>>

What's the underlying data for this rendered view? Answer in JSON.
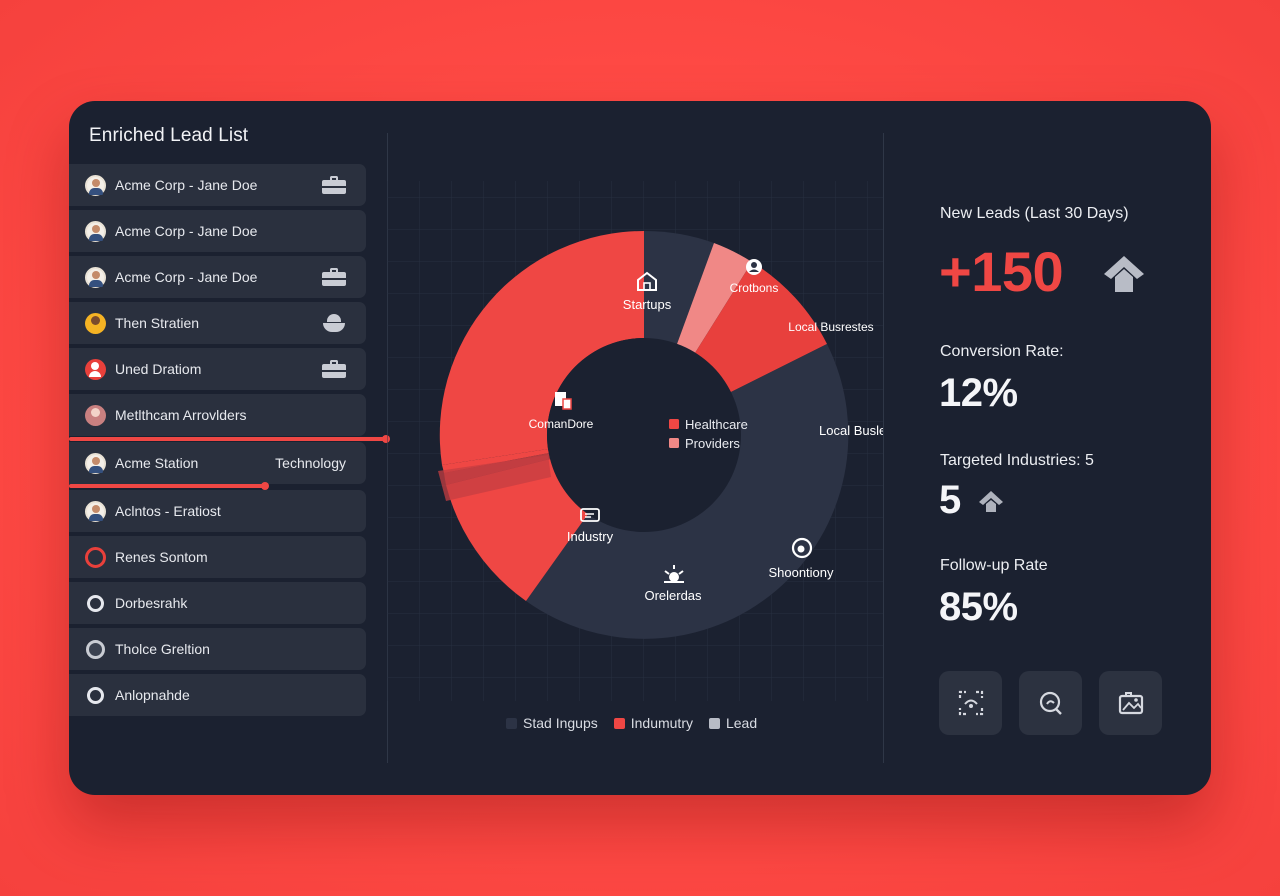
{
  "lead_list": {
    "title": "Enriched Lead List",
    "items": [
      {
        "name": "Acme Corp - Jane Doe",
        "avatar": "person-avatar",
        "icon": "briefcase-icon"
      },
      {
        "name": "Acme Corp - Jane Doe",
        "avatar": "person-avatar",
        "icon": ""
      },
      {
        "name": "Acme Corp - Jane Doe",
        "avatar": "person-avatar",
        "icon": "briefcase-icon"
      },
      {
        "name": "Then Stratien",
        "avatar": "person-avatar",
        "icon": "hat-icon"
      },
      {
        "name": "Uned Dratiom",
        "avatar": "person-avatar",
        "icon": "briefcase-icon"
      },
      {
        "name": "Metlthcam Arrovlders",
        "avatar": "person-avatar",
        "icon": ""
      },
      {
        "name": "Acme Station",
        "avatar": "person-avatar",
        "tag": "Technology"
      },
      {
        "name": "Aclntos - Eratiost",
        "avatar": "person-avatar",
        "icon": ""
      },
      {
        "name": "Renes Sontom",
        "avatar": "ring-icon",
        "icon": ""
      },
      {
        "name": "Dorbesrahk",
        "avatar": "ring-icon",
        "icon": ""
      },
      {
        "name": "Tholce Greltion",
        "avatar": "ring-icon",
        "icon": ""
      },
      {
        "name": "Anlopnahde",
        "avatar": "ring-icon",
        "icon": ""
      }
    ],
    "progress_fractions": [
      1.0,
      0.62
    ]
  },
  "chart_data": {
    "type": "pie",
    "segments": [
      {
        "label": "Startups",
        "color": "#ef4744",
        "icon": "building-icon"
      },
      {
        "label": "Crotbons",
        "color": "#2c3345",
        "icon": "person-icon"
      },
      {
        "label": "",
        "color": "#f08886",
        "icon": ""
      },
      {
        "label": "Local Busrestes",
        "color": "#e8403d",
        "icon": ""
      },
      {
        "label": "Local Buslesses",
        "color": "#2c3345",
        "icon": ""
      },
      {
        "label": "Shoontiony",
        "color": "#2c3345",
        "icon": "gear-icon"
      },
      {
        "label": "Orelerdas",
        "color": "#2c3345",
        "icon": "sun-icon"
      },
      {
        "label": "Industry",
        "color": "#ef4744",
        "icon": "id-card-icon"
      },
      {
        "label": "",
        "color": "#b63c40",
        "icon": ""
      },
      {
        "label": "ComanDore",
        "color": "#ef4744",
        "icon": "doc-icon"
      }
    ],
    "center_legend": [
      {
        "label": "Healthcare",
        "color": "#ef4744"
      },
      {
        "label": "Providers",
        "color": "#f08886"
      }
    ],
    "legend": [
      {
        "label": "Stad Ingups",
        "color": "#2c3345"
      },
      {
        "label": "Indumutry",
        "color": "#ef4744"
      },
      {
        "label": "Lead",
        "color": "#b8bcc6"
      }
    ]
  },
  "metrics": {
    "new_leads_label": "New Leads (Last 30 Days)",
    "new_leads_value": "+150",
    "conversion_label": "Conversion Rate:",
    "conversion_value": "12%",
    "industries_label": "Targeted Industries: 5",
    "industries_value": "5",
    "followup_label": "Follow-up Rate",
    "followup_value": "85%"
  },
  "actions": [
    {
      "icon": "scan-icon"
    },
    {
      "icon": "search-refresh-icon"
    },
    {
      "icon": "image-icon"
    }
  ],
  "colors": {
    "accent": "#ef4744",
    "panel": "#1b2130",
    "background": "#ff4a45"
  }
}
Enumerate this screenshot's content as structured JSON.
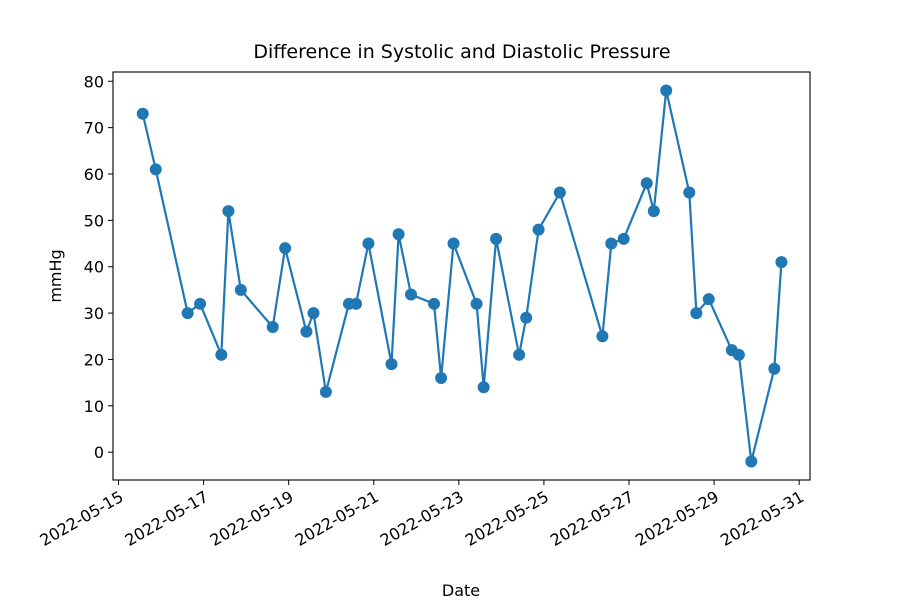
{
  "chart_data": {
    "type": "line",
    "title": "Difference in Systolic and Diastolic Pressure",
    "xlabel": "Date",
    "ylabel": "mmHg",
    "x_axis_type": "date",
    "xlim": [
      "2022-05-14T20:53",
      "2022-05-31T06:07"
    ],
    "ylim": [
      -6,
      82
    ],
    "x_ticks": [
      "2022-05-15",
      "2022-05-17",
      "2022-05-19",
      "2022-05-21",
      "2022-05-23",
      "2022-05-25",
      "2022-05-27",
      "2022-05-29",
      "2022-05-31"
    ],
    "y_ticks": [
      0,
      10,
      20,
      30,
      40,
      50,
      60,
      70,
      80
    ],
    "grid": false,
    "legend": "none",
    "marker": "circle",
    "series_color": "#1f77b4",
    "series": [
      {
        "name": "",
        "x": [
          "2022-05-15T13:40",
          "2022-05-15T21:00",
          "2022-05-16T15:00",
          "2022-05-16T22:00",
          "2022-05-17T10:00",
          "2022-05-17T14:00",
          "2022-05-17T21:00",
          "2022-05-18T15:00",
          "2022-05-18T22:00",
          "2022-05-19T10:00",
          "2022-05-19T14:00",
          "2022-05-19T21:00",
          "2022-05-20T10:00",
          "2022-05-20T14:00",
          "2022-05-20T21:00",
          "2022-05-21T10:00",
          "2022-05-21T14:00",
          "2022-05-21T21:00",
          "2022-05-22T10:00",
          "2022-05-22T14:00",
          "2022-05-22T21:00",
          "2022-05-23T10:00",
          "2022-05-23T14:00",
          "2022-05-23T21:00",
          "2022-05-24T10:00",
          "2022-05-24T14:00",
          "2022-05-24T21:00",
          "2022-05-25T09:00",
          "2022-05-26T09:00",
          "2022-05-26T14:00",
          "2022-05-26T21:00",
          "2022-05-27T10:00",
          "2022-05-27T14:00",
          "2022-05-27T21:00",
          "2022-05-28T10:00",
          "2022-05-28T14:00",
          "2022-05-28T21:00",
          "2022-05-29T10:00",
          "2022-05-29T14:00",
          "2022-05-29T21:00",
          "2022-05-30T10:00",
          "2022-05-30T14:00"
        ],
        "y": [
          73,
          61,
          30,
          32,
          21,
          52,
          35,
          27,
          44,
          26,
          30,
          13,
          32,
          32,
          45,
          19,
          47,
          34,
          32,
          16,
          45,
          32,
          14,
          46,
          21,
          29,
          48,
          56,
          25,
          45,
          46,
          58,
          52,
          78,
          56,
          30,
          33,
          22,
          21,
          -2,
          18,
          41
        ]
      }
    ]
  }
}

<<
>>

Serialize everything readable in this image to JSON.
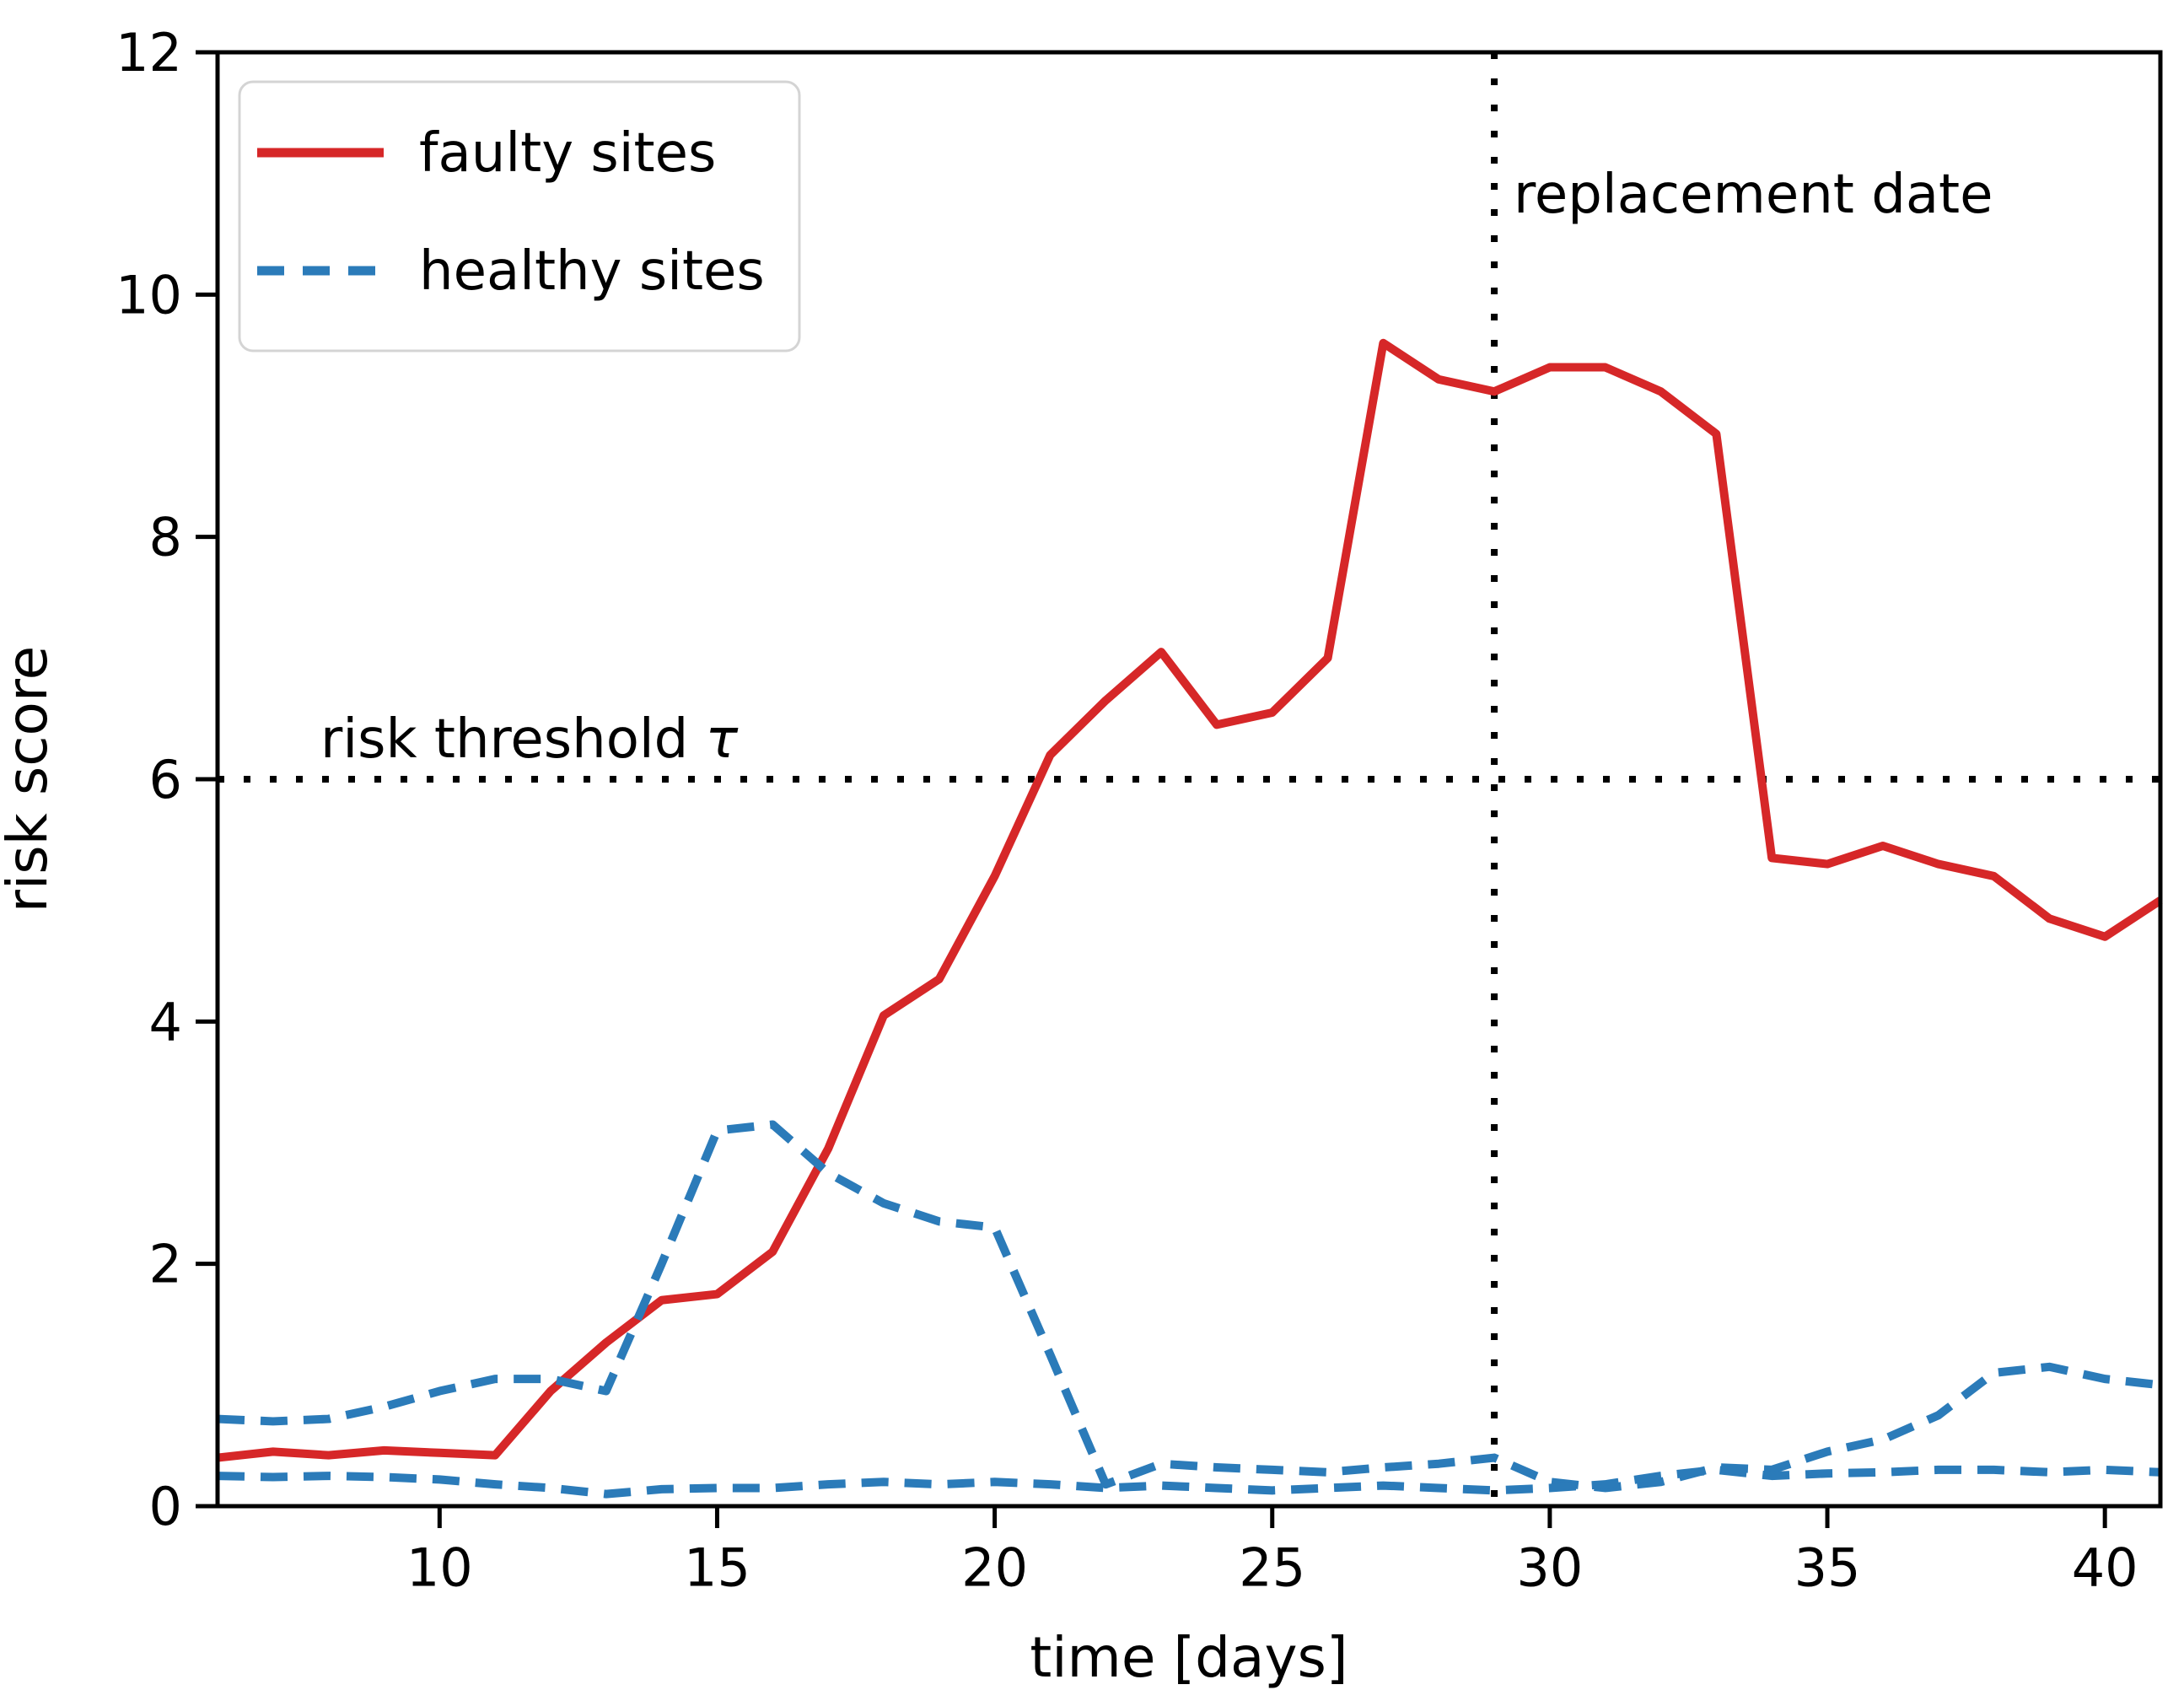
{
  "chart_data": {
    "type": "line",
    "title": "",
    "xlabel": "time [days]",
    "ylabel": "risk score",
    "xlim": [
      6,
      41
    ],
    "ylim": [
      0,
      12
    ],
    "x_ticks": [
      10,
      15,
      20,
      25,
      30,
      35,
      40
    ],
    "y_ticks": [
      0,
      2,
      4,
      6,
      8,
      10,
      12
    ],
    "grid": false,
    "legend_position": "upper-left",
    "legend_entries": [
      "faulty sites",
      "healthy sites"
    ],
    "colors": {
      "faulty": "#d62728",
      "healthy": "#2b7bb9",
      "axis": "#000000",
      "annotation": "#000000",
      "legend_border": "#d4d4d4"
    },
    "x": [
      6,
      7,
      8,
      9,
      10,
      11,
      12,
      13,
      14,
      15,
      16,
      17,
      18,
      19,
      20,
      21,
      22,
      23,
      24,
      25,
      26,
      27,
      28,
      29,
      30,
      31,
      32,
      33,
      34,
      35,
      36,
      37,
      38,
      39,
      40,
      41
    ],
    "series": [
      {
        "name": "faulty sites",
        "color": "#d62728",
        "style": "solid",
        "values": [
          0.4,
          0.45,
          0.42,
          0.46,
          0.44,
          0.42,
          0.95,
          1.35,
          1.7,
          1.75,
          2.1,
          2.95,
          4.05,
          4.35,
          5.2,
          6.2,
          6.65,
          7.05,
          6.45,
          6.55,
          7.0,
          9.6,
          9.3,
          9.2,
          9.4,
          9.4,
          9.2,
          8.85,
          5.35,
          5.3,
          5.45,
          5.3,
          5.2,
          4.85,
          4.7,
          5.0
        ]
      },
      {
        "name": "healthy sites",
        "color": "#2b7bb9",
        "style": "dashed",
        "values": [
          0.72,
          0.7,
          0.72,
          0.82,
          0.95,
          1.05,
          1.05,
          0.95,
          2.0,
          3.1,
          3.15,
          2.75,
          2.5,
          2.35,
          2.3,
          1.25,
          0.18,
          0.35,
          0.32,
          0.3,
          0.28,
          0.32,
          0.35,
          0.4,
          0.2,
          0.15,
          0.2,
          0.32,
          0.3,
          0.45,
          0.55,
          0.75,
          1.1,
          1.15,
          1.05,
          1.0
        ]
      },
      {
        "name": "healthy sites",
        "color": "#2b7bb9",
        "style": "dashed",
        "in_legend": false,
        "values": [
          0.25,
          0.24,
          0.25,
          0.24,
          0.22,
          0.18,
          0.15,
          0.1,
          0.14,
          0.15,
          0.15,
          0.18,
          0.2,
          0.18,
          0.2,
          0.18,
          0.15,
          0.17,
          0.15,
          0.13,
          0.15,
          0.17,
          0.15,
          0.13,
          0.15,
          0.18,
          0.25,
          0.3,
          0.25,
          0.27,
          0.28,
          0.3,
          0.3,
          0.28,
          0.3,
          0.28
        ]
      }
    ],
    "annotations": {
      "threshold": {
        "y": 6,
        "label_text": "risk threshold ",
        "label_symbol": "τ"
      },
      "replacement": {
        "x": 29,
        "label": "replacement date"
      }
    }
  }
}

<<

= Set exercise =
Which lines include "threshold"? Copy each of them out.

= Full response =
      "threshold": {
        "label_text": "risk threshold ",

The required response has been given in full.